> _Work to complete_
Print every entry exactly as written.

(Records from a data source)
━━━━━━━━
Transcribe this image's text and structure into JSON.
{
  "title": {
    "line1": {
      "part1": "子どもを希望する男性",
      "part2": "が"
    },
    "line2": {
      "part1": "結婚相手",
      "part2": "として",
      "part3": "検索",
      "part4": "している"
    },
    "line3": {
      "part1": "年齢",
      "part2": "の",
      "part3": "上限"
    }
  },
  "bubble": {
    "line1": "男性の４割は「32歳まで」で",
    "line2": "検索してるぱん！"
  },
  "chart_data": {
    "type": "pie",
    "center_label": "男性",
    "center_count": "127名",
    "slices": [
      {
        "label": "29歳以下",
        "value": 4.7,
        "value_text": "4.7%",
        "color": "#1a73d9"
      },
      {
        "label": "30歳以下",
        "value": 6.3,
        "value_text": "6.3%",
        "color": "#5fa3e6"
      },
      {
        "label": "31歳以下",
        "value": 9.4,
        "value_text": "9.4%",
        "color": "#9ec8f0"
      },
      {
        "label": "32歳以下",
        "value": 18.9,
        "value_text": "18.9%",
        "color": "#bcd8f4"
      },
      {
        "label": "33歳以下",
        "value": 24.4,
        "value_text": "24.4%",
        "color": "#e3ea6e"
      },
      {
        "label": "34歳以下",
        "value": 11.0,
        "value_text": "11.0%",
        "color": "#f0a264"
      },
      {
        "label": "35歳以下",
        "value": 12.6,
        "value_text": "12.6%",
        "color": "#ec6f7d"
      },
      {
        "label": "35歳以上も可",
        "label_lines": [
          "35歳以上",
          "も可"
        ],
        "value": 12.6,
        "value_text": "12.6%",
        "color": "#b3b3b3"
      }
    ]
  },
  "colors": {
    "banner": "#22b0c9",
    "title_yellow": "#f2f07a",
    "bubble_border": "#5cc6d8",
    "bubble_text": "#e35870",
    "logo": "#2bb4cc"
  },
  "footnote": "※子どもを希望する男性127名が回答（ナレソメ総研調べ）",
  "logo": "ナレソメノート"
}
━━━━━━━━
> _Task solution_
Transcribe this image's text and structure into JSON.
{
  "title": {
    "line1": {
      "part1": "子どもを希望する男性",
      "part2": "が"
    },
    "line2": {
      "part1": "結婚相手",
      "part2": "として",
      "part3": "検索",
      "part4": "している"
    },
    "line3": {
      "part1": "年齢",
      "part2": "の",
      "part3": "上限"
    }
  },
  "bubble": {
    "line1": "男性の４割は「32歳まで」で",
    "line2": "検索してるぱん！"
  },
  "chart_data": {
    "type": "pie",
    "center_label": "男性",
    "center_count": "127名",
    "slices": [
      {
        "label": "29歳以下",
        "value": 4.7,
        "value_text": "4.7%",
        "color": "#1a73d9"
      },
      {
        "label": "30歳以下",
        "value": 6.3,
        "value_text": "6.3%",
        "color": "#5fa3e6"
      },
      {
        "label": "31歳以下",
        "value": 9.4,
        "value_text": "9.4%",
        "color": "#9ec8f0"
      },
      {
        "label": "32歳以下",
        "value": 18.9,
        "value_text": "18.9%",
        "color": "#bcd8f4"
      },
      {
        "label": "33歳以下",
        "value": 24.4,
        "value_text": "24.4%",
        "color": "#e3ea6e"
      },
      {
        "label": "34歳以下",
        "value": 11.0,
        "value_text": "11.0%",
        "color": "#f0a264"
      },
      {
        "label": "35歳以下",
        "value": 12.6,
        "value_text": "12.6%",
        "color": "#ec6f7d"
      },
      {
        "label": "35歳以上も可",
        "label_lines": [
          "35歳以上",
          "も可"
        ],
        "value": 12.6,
        "value_text": "12.6%",
        "color": "#b3b3b3"
      }
    ]
  },
  "colors": {
    "banner": "#22b0c9",
    "title_yellow": "#f2f07a",
    "bubble_border": "#5cc6d8",
    "bubble_text": "#e35870",
    "logo": "#2bb4cc"
  },
  "footnote": "※子どもを希望する男性127名が回答（ナレソメ総研調べ）",
  "logo": "ナレソメノート"
}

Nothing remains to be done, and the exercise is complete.